Extracted data entries:
+ + + + + + +

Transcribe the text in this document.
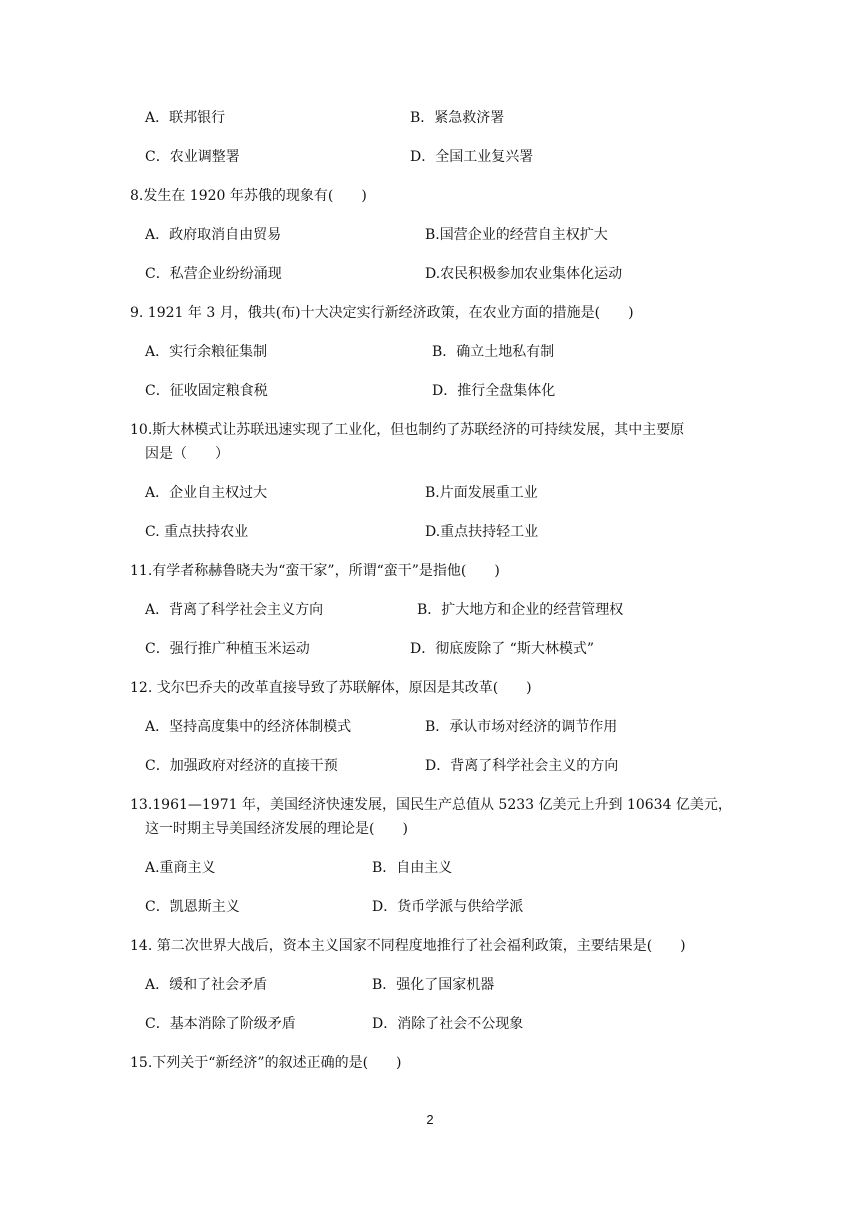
A．联邦银行	B．紧急救济署
C．农业调整署	D．全国工业复兴署
8.发生在 1920 年苏俄的现象有(　　)
A．政府取消自由贸易	B.国营企业的经营自主权扩大
C．私营企业纷纷涌现	D.农民积极参加农业集体化运动
9. 1921 年 3 月，俄共(布)十大决定实行新经济政策，在农业方面的措施是(　　)
A．实行余粮征集制	B．确立土地私有制
C．征收固定粮食税	D．推行全盘集体化
10.斯大林模式让苏联迅速实现了工业化，但也制约了苏联经济的可持续发展，其中主要原
因是（　　）
A．企业自主权过大	B.片面发展重工业
C. 重点扶持农业	D.重点扶持轻工业
11.有学者称赫鲁晓夫为“蛮干家”，所谓“蛮干”是指他(　　)
A．背离了科学社会主义方向	B．扩大地方和企业的经营管理权
C．强行推广种植玉米运动	D．彻底废除了 “斯大林模式”
12. 戈尔巴乔夫的改革直接导致了苏联解体，原因是其改革(　　)
A．坚持高度集中的经济体制模式	B．承认市场对经济的调节作用
C．加强政府对经济的直接干预	D．背离了科学社会主义的方向
13.1961—1971 年，美国经济快速发展，国民生产总值从 5233 亿美元上升到 10634 亿美元，
这一时期主导美国经济发展的理论是(　　)
A.重商主义	B．自由主义
C．凯恩斯主义	D．货币学派与供给学派
14. 第二次世界大战后，资本主义国家不同程度地推行了社会福利政策，主要结果是(　　)
A．缓和了社会矛盾	B．强化了国家机器
C．基本消除了阶级矛盾	D．消除了社会不公现象
15.下列关于“新经济”的叙述正确的是(　　)
2
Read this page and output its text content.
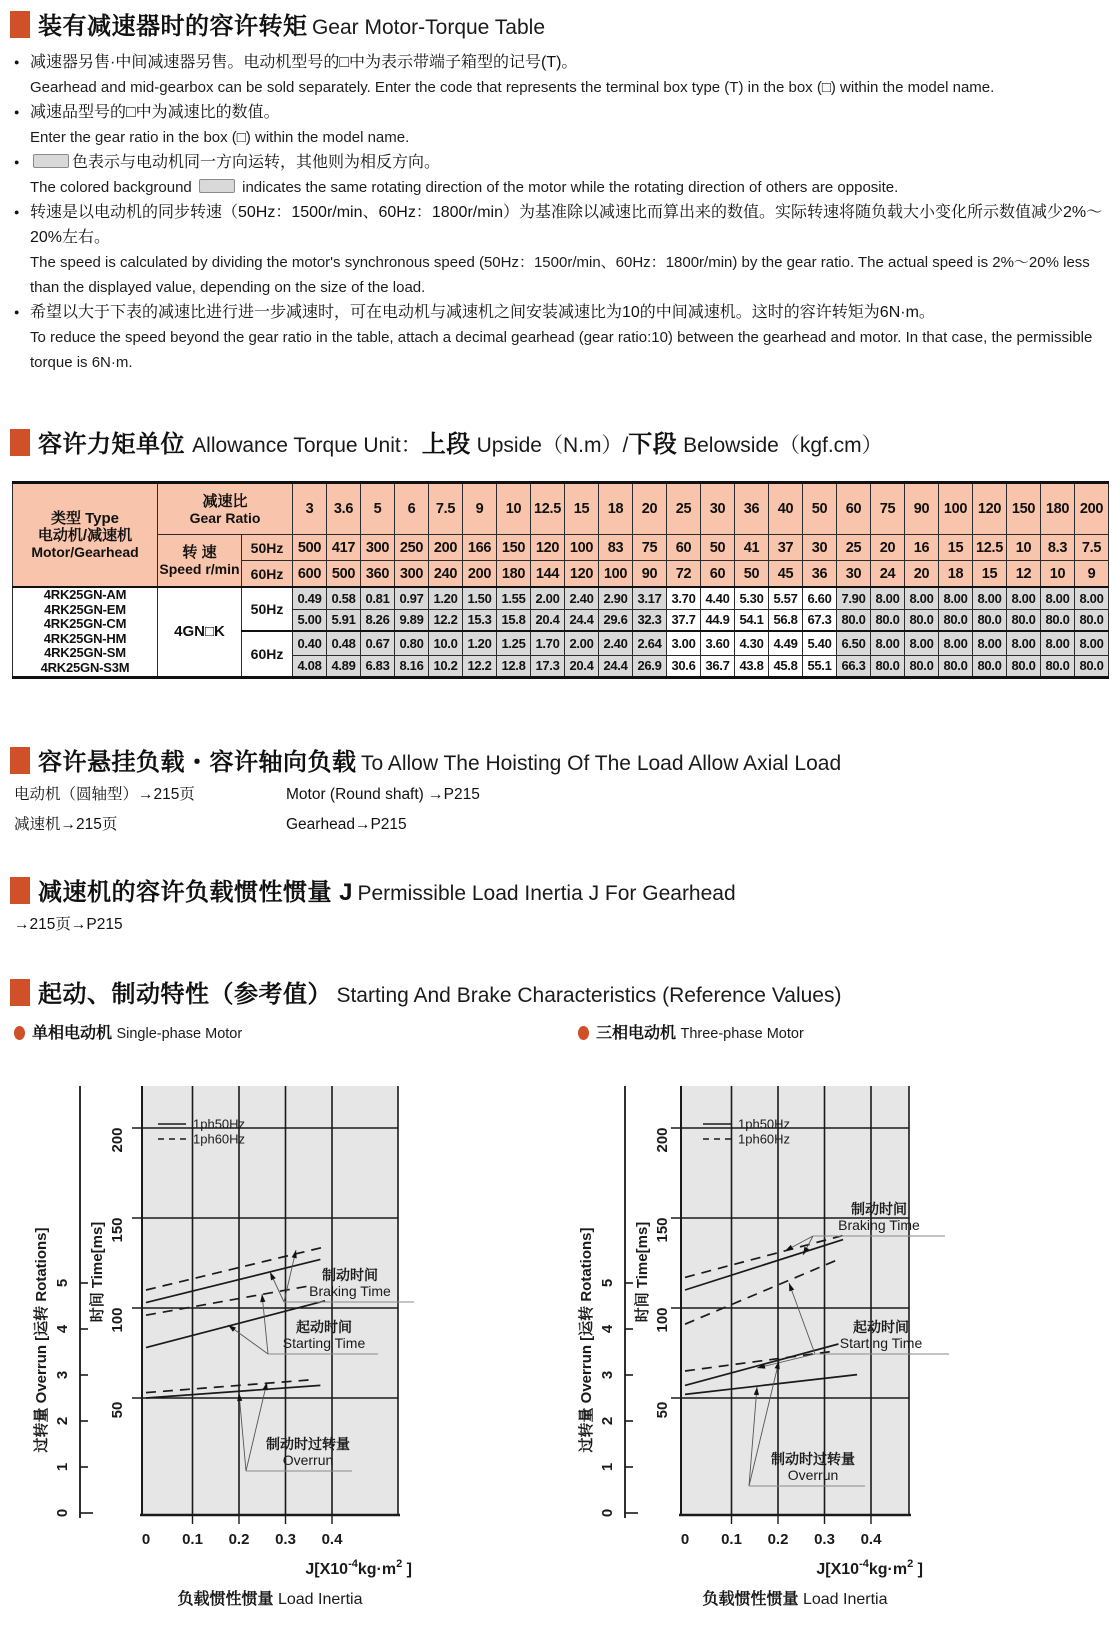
装有减速器时的容许转矩 Gear Motor-Torque Table
● 减速器另售·中间减速器另售。电动机型号的□中为表示带端子箱型的记号(T)。
Gearhead and mid-gearbox can be sold separately. Enter the code that represents the terminal box type (T) in the box (□) within the model name.
● 减速品型号的□中为减速比的数值。
Enter the gear ratio in the box (□) within the model name.
●	色表示与电动机同一方向运转，其他则为相反方向。
The colored background	indicates the same rotating direction of the motor while the rotating direction of others are opposite.
● 转速是以电动机的同步转速（50Hz：1500r/min、60Hz：1800r/min）为基准除以减速比而算出来的数值。实际转速将随负载大小变化所示数值减少2%～20%左右。
The speed is calculated by dividing the motor's synchronous speed (50Hz：1500r/min、60Hz：1800r/min) by the gear ratio. The actual speed is 2%～20% less than the displayed value, depending on the size of the load.
● 希望以大于下表的减速比进行进一步减速时，可在电动机与减速机之间安装减速比为10的中间减速机。这时的容许转矩为6N·m。
To reduce the speed beyond the gear ratio in the table, attach a decimal gearhead (gear ratio:10) between the gearhead and motor. In that case, the permissible torque is 6N·m.
容许力矩单位 Allowance Torque Unit：上段 Upside（N.m）/下段 Belowside（kgf.cm）
类型 Type
电动机/减速机
Motor/Gearhead

减速比
Gear Ratio
	3	3.6	5	6	7.5	9	10	12.5	15	18	20	25	30	36	40	50	60	75	90	100	120	150	180	200

	转 速
Speed r/min	50Hz	500	417	300	250	200	166	150	120	100	83	75	60	50	41	37	30	25	20	16	15	12.5	10	8.3	7.5
		60Hz	600	500	360	300	240	200	180	144	120	100	90	72	60	50	45	36	30	24	20	18	15	12	10	9

4RK25GN-AM
4RK25GN-EM
4RK25GN-CM
4RK25GN-HM
4RK25GN-SM
4RK25GN-S3M
	4GN□K	50Hz	0.49	0.58	0.81	0.97	1.20	1.50	1.55	2.00	2.40	2.90	3.17	3.70	4.40	5.30	5.57	6.60	7.90	8.00	8.00	8.00	8.00	8.00	8.00	8.00
			5.00	5.91	8.26	9.89	12.2	15.3	15.8	20.4	24.4	29.6	32.3	37.7	44.9	54.1	56.8	67.3	80.0	80.0	80.0	80.0	80.0	80.0	80.0	80.0
		60Hz	0.40	0.48	0.67	0.80	10.0	1.20	1.25	1.70	2.00	2.40	2.64	3.00	3.60	4.30	4.49	5.40	6.50	8.00	8.00	8.00	8.00	8.00	8.00	8.00
			4.08	4.89	6.83	8.16	10.2	12.2	12.8	17.3	20.4	24.4	26.9	30.6	36.7	43.8	45.8	55.1	66.3	80.0	80.0	80.0	80.0	80.0	80.0	80.0
容许悬挂负载・容许轴向负载 To Allow The Hoisting Of The Load Allow Axial Load
电动机（圆轴型）→215页	Motor (Round shaft) →P215
减速机→215页	Gearhead→P215
减速机的容许负载惯性惯量 J Permissible Load Inertia J For Gearhead
→215页→P215
起动、制动特性（参考值） Starting And Brake Characteristics (Reference Values)
单相电动机 Single-phase Motor	三相电动机 Three-phase Motor
1ph50Hz
1ph60Hz
制动时间
Braking Time
起动时间
Starting Time
制动时过转量
Overrun
0
1
2
3
4
5
过转量 Overrun [运转 Rotations]	时间 Time[ms]
50
100
150
200
0 0.1 0.2 0.3 0.4
$J[X10^{-4}kg\cdot m^2$ ]
负载惯性惯量 Load Inertia
1ph50Hz
1ph60Hz
制动时间
Braking Time
起动时间
Starting Time
制动时过转量
Overrun
0
1
2
3
4
5
过转量 Overrun [运转 Rotations]	时间 Time[ms]
50
100
150
200
0 0.1 0.2 0.3 0.4
$J[X10^{-4}kg\cdot m^2$ ]
负载惯性惯量 Load Inertia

+ + + + + + +

**TO BE DONE:** Copy out the records above in full, exactly as written, but not the pictures.

**EXERCISE SOLUTION:**
Transcribe the text in this document.
A．联邦银行	B．紧急救济署
C．农业调整署	D．全国工业复兴署
8.发生在 1920 年苏俄的现象有(　　)
A．政府取消自由贸易	B.国营企业的经营自主权扩大
C．私营企业纷纷涌现	D.农民积极参加农业集体化运动
9. 1921 年 3 月，俄共(布)十大决定实行新经济政策，在农业方面的措施是(　　)
A．实行余粮征集制	B．确立土地私有制
C．征收固定粮食税	D．推行全盘集体化
10.斯大林模式让苏联迅速实现了工业化，但也制约了苏联经济的可持续发展，其中主要原
因是（　　）
A．企业自主权过大	B.片面发展重工业
C. 重点扶持农业	D.重点扶持轻工业
11.有学者称赫鲁晓夫为“蛮干家”，所谓“蛮干”是指他(　　)
A．背离了科学社会主义方向	B．扩大地方和企业的经营管理权
C．强行推广种植玉米运动	D．彻底废除了 “斯大林模式”
12. 戈尔巴乔夫的改革直接导致了苏联解体，原因是其改革(　　)
A．坚持高度集中的经济体制模式	B．承认市场对经济的调节作用
C．加强政府对经济的直接干预	D．背离了科学社会主义的方向
13.1961—1971 年，美国经济快速发展，国民生产总值从 5233 亿美元上升到 10634 亿美元，
这一时期主导美国经济发展的理论是(　　)
A.重商主义	B．自由主义
C．凯恩斯主义	D．货币学派与供给学派
14. 第二次世界大战后，资本主义国家不同程度地推行了社会福利政策，主要结果是(　　)
A．缓和了社会矛盾	B．强化了国家机器
C．基本消除了阶级矛盾	D．消除了社会不公现象
15.下列关于“新经济”的叙述正确的是(　　)
2
Read this page and output its text content.
装有减速器时的容许转矩 Gear Motor-Torque Table
● 减速器另售·中间减速器另售。电动机型号的□中为表示带端子箱型的记号(T)。
Gearhead and mid-gearbox can be sold separately. Enter the code that represents the terminal box type (T) in the box (□) within the model name.
● 减速品型号的□中为减速比的数值。
Enter the gear ratio in the box (□) within the model name.
●	色表示与电动机同一方向运转，其他则为相反方向。
The colored background	indicates the same rotating direction of the motor while the rotating direction of others are opposite.
● 转速是以电动机的同步转速（50Hz：1500r/min、60Hz：1800r/min）为基准除以减速比而算出来的数值。实际转速将随负载大小变化所示数值减少2%～20%左右。
The speed is calculated by dividing the motor's synchronous speed (50Hz：1500r/min、60Hz：1800r/min) by the gear ratio. The actual speed is 2%～20% less than the displayed value, depending on the size of the load.
● 希望以大于下表的减速比进行进一步减速时，可在电动机与减速机之间安装减速比为10的中间减速机。这时的容许转矩为6N·m。
To reduce the speed beyond the gear ratio in the table, attach a decimal gearhead (gear ratio:10) between the gearhead and motor. In that case, the permissible torque is 6N·m.
容许力矩单位 Allowance Torque Unit：上段 Upside（N.m）/下段 Belowside（kgf.cm）
类型 Type
电动机/减速机
Motor/Gearhead

减速比
Gear Ratio
	3	3.6	5	6	7.5	9	10	12.5	15	18	20	25	30	36	40	50	60	75	90	100	120	150	180	200

	转 速
Speed r/min	50Hz	500	417	300	250	200	166	150	120	100	83	75	60	50	41	37	30	25	20	16	15	12.5	10	8.3	7.5
		60Hz	600	500	360	300	240	200	180	144	120	100	90	72	60	50	45	36	30	24	20	18	15	12	10	9

4RK25GN-AM
4RK25GN-EM
4RK25GN-CM
4RK25GN-HM
4RK25GN-SM
4RK25GN-S3M
	4GN□K	50Hz	0.49	0.58	0.81	0.97	1.20	1.50	1.55	2.00	2.40	2.90	3.17	3.70	4.40	5.30	5.57	6.60	7.90	8.00	8.00	8.00	8.00	8.00	8.00	8.00
			5.00	5.91	8.26	9.89	12.2	15.3	15.8	20.4	24.4	29.6	32.3	37.7	44.9	54.1	56.8	67.3	80.0	80.0	80.0	80.0	80.0	80.0	80.0	80.0
		60Hz	0.40	0.48	0.67	0.80	10.0	1.20	1.25	1.70	2.00	2.40	2.64	3.00	3.60	4.30	4.49	5.40	6.50	8.00	8.00	8.00	8.00	8.00	8.00	8.00
			4.08	4.89	6.83	8.16	10.2	12.2	12.8	17.3	20.4	24.4	26.9	30.6	36.7	43.8	45.8	55.1	66.3	80.0	80.0	80.0	80.0	80.0	80.0	80.0
容许悬挂负载・容许轴向负载 To Allow The Hoisting Of The Load Allow Axial Load
电动机（圆轴型）→215页	Motor (Round shaft) →P215
减速机→215页	Gearhead→P215
减速机的容许负载惯性惯量 J Permissible Load Inertia J For Gearhead
→215页→P215
起动、制动特性（参考值） Starting And Brake Characteristics (Reference Values)
单相电动机 Single-phase Motor	三相电动机 Three-phase Motor
1ph50Hz
1ph60Hz
制动时间
Braking Time
起动时间
Starting Time
制动时过转量
Overrun
0
1
2
3
4
5
过转量 Overrun [运转 Rotations]	时间 Time[ms]
50
100
150
200
0 0.1 0.2 0.3 0.4
$J[X10^{-4}kg\cdot m^2$ ]
负载惯性惯量 Load Inertia
1ph50Hz
1ph60Hz
制动时间
Braking Time
起动时间
Starting Time
制动时过转量
Overrun
0
1
2
3
4
5
过转量 Overrun [运转 Rotations]	时间 Time[ms]
50
100
150
200
0 0.1 0.2 0.3 0.4
$J[X10^{-4}kg\cdot m^2$ ]
负载惯性惯量 Load Inertia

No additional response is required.